**Exercise details:** Locate each line in the records containing "CAUTION". Copy it.

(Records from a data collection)

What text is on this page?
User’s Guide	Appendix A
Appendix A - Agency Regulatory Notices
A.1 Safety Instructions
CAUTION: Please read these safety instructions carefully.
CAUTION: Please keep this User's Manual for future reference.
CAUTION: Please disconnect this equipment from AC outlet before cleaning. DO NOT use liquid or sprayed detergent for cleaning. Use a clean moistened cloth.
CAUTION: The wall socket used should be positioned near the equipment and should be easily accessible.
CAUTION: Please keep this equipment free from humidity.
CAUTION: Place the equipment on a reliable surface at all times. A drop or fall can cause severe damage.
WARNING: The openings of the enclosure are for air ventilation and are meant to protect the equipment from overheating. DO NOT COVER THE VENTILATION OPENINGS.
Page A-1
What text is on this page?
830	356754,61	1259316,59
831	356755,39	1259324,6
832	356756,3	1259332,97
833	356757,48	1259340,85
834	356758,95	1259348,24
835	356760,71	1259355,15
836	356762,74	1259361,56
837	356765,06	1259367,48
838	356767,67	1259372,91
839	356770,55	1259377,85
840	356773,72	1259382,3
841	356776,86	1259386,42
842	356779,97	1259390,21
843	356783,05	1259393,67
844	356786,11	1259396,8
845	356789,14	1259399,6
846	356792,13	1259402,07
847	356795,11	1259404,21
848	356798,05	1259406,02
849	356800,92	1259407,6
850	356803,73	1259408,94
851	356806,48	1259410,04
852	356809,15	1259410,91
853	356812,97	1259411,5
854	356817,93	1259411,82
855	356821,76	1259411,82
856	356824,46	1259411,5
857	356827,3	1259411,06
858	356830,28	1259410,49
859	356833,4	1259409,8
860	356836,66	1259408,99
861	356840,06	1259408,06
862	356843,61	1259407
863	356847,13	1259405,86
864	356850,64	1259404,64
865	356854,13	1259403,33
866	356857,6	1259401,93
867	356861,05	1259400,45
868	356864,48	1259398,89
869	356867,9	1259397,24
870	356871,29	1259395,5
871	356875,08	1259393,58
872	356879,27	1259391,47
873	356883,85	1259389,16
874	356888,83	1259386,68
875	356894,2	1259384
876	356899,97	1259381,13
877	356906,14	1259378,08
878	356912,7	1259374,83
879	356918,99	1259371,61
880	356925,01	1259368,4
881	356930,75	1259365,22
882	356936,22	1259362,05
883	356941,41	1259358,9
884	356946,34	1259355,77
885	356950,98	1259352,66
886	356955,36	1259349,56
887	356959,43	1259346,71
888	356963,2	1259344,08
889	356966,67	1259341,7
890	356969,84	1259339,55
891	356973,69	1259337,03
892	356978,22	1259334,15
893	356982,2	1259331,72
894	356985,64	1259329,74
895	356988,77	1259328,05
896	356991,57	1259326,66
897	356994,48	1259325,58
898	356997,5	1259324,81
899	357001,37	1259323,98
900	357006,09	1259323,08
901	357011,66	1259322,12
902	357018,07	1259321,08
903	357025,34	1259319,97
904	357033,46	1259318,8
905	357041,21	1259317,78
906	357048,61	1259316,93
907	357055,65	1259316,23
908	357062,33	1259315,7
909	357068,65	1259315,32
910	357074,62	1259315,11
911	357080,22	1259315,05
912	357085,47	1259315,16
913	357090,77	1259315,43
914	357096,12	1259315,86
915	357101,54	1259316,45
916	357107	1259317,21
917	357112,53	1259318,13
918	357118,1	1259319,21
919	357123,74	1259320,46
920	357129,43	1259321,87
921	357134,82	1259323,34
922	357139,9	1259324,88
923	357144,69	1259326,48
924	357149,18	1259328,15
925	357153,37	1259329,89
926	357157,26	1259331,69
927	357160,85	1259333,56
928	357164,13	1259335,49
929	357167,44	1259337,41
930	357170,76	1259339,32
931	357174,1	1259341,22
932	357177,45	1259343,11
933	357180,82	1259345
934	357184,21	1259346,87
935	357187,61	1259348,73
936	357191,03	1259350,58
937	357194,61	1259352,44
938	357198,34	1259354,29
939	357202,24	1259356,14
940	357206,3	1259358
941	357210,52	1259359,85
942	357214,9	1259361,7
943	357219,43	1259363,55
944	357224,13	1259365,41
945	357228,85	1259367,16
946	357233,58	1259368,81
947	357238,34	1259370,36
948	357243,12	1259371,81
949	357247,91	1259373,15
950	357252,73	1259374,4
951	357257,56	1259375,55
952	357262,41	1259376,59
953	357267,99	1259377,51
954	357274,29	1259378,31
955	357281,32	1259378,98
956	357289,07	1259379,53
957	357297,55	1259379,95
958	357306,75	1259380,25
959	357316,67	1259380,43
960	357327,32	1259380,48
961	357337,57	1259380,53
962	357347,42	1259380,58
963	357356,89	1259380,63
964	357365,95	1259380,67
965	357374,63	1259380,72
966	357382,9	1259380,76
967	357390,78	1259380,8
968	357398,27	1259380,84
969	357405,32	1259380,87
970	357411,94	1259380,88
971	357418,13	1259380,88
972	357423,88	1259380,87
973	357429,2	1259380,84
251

**Solution for this task:**
CAUTION: Please read these safety instructions carefully.
CAUTION: Please keep this User's Manual for future reference.
CAUTION: Please disconnect this equipment from AC outlet before cleaning. DO NOT use liquid or sprayed detergent for cleaning. Use a clean moistened cloth.
CAUTION: The wall socket used should be positioned near the equipment and should be easily accessible.
CAUTION: Please keep this equipment free from humidity.
CAUTION: Place the equipment on a reliable surface at all times. A drop or fall can cause severe damage.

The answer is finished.